#### [Requirement]
Every record must be repeated exactly, with no omission.

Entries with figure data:
• • • • • • •

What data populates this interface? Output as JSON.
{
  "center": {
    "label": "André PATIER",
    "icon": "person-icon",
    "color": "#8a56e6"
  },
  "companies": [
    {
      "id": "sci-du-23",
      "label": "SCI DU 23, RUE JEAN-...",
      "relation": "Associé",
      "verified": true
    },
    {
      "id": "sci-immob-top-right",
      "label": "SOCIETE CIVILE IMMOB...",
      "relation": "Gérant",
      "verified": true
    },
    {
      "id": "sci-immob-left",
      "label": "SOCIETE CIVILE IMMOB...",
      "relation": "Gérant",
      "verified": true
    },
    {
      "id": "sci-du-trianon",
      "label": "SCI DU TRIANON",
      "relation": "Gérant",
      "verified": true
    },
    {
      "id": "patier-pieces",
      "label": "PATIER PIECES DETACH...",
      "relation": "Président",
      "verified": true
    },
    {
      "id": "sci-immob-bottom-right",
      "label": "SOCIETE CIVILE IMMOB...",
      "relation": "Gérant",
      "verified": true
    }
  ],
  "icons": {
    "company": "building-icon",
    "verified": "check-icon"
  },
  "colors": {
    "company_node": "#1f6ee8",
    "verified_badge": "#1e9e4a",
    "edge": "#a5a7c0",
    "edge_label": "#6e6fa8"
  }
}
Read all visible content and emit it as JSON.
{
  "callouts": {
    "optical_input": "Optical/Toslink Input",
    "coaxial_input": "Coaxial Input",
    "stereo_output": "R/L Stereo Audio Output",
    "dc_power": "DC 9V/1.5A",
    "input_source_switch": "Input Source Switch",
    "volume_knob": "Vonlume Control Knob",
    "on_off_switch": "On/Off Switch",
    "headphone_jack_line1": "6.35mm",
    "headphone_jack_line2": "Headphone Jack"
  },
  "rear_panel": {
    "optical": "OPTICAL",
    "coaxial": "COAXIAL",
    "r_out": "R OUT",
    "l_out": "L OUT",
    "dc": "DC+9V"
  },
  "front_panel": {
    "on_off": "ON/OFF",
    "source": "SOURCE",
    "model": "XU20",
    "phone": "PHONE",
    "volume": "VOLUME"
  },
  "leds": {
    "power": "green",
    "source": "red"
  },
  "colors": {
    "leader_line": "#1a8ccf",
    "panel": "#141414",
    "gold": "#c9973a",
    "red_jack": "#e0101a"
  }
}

• • • • • • •

#### [Output]
What data populates this interface? Output as JSON.
{
  "center": {
    "label": "André PATIER",
    "icon": "person-icon",
    "color": "#8a56e6"
  },
  "companies": [
    {
      "id": "sci-du-23",
      "label": "SCI DU 23, RUE JEAN-...",
      "relation": "Associé",
      "verified": true
    },
    {
      "id": "sci-immob-top-right",
      "label": "SOCIETE CIVILE IMMOB...",
      "relation": "Gérant",
      "verified": true
    },
    {
      "id": "sci-immob-left",
      "label": "SOCIETE CIVILE IMMOB...",
      "relation": "Gérant",
      "verified": true
    },
    {
      "id": "sci-du-trianon",
      "label": "SCI DU TRIANON",
      "relation": "Gérant",
      "verified": true
    },
    {
      "id": "patier-pieces",
      "label": "PATIER PIECES DETACH...",
      "relation": "Président",
      "verified": true
    },
    {
      "id": "sci-immob-bottom-right",
      "label": "SOCIETE CIVILE IMMOB...",
      "relation": "Gérant",
      "verified": true
    }
  ],
  "icons": {
    "company": "building-icon",
    "verified": "check-icon"
  },
  "colors": {
    "company_node": "#1f6ee8",
    "verified_badge": "#1e9e4a",
    "edge": "#a5a7c0",
    "edge_label": "#6e6fa8"
  }
}
Read all visible content and emit it as JSON.
{
  "callouts": {
    "optical_input": "Optical/Toslink Input",
    "coaxial_input": "Coaxial Input",
    "stereo_output": "R/L Stereo Audio Output",
    "dc_power": "DC 9V/1.5A",
    "input_source_switch": "Input Source Switch",
    "volume_knob": "Vonlume Control Knob",
    "on_off_switch": "On/Off Switch",
    "headphone_jack_line1": "6.35mm",
    "headphone_jack_line2": "Headphone Jack"
  },
  "rear_panel": {
    "optical": "OPTICAL",
    "coaxial": "COAXIAL",
    "r_out": "R OUT",
    "l_out": "L OUT",
    "dc": "DC+9V"
  },
  "front_panel": {
    "on_off": "ON/OFF",
    "source": "SOURCE",
    "model": "XU20",
    "phone": "PHONE",
    "volume": "VOLUME"
  },
  "leds": {
    "power": "green",
    "source": "red"
  },
  "colors": {
    "leader_line": "#1a8ccf",
    "panel": "#141414",
    "gold": "#c9973a",
    "red_jack": "#e0101a"
  }
}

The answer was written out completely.